# Aim of the task
Are you able to quote each entry exactly as written?

Data items
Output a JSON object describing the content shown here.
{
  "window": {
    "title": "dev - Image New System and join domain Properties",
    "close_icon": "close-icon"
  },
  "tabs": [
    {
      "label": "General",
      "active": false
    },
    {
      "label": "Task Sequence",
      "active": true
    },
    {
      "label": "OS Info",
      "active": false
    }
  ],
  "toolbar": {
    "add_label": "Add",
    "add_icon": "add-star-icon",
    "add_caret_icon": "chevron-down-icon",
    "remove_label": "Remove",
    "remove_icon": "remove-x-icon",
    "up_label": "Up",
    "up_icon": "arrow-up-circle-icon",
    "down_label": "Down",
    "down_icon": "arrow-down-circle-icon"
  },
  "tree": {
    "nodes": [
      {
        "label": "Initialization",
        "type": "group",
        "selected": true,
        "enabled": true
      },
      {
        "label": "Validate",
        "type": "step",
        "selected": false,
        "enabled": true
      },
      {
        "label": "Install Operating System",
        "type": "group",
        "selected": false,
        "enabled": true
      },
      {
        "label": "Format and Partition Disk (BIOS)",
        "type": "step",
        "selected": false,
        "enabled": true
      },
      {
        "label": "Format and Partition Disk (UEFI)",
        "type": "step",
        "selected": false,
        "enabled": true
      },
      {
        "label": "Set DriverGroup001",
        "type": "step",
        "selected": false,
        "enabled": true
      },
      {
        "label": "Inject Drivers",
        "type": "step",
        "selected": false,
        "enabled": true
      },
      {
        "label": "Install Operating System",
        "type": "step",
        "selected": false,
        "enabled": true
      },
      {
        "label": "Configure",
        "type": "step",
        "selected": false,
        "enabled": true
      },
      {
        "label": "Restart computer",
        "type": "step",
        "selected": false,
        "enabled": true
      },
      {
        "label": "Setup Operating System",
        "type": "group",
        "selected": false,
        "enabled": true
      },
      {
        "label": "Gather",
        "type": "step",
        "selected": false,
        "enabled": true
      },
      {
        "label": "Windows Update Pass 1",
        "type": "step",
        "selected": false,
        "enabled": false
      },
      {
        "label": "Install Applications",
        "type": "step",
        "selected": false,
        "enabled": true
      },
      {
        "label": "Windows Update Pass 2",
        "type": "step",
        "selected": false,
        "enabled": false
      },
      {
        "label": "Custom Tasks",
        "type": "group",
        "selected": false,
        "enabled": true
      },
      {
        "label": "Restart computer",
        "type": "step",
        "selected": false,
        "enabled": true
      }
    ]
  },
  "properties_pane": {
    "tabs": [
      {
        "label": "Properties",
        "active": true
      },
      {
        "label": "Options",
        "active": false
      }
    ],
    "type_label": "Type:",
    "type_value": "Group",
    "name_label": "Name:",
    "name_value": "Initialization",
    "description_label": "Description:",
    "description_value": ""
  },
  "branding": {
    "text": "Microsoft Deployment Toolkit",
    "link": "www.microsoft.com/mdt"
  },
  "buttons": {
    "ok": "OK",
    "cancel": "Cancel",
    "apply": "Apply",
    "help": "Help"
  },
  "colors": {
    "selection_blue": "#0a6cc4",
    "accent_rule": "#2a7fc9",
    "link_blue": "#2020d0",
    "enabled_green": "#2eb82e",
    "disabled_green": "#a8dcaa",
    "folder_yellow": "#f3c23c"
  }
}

# Response to this task
Output a JSON object describing the content shown here.
{
  "window": {
    "title": "dev - Image New System and join domain Properties",
    "close_icon": "close-icon"
  },
  "tabs": [
    {
      "label": "General",
      "active": false
    },
    {
      "label": "Task Sequence",
      "active": true
    },
    {
      "label": "OS Info",
      "active": false
    }
  ],
  "toolbar": {
    "add_label": "Add",
    "add_icon": "add-star-icon",
    "add_caret_icon": "chevron-down-icon",
    "remove_label": "Remove",
    "remove_icon": "remove-x-icon",
    "up_label": "Up",
    "up_icon": "arrow-up-circle-icon",
    "down_label": "Down",
    "down_icon": "arrow-down-circle-icon"
  },
  "tree": {
    "nodes": [
      {
        "label": "Initialization",
        "type": "group",
        "selected": true,
        "enabled": true
      },
      {
        "label": "Validate",
        "type": "step",
        "selected": false,
        "enabled": true
      },
      {
        "label": "Install Operating System",
        "type": "group",
        "selected": false,
        "enabled": true
      },
      {
        "label": "Format and Partition Disk (BIOS)",
        "type": "step",
        "selected": false,
        "enabled": true
      },
      {
        "label": "Format and Partition Disk (UEFI)",
        "type": "step",
        "selected": false,
        "enabled": true
      },
      {
        "label": "Set DriverGroup001",
        "type": "step",
        "selected": false,
        "enabled": true
      },
      {
        "label": "Inject Drivers",
        "type": "step",
        "selected": false,
        "enabled": true
      },
      {
        "label": "Install Operating System",
        "type": "step",
        "selected": false,
        "enabled": true
      },
      {
        "label": "Configure",
        "type": "step",
        "selected": false,
        "enabled": true
      },
      {
        "label": "Restart computer",
        "type": "step",
        "selected": false,
        "enabled": true
      },
      {
        "label": "Setup Operating System",
        "type": "group",
        "selected": false,
        "enabled": true
      },
      {
        "label": "Gather",
        "type": "step",
        "selected": false,
        "enabled": true
      },
      {
        "label": "Windows Update Pass 1",
        "type": "step",
        "selected": false,
        "enabled": false
      },
      {
        "label": "Install Applications",
        "type": "step",
        "selected": false,
        "enabled": true
      },
      {
        "label": "Windows Update Pass 2",
        "type": "step",
        "selected": false,
        "enabled": false
      },
      {
        "label": "Custom Tasks",
        "type": "group",
        "selected": false,
        "enabled": true
      },
      {
        "label": "Restart computer",
        "type": "step",
        "selected": false,
        "enabled": true
      }
    ]
  },
  "properties_pane": {
    "tabs": [
      {
        "label": "Properties",
        "active": true
      },
      {
        "label": "Options",
        "active": false
      }
    ],
    "type_label": "Type:",
    "type_value": "Group",
    "name_label": "Name:",
    "name_value": "Initialization",
    "description_label": "Description:",
    "description_value": ""
  },
  "branding": {
    "text": "Microsoft Deployment Toolkit",
    "link": "www.microsoft.com/mdt"
  },
  "buttons": {
    "ok": "OK",
    "cancel": "Cancel",
    "apply": "Apply",
    "help": "Help"
  },
  "colors": {
    "selection_blue": "#0a6cc4",
    "accent_rule": "#2a7fc9",
    "link_blue": "#2020d0",
    "enabled_green": "#2eb82e",
    "disabled_green": "#a8dcaa",
    "folder_yellow": "#f3c23c"
  }
}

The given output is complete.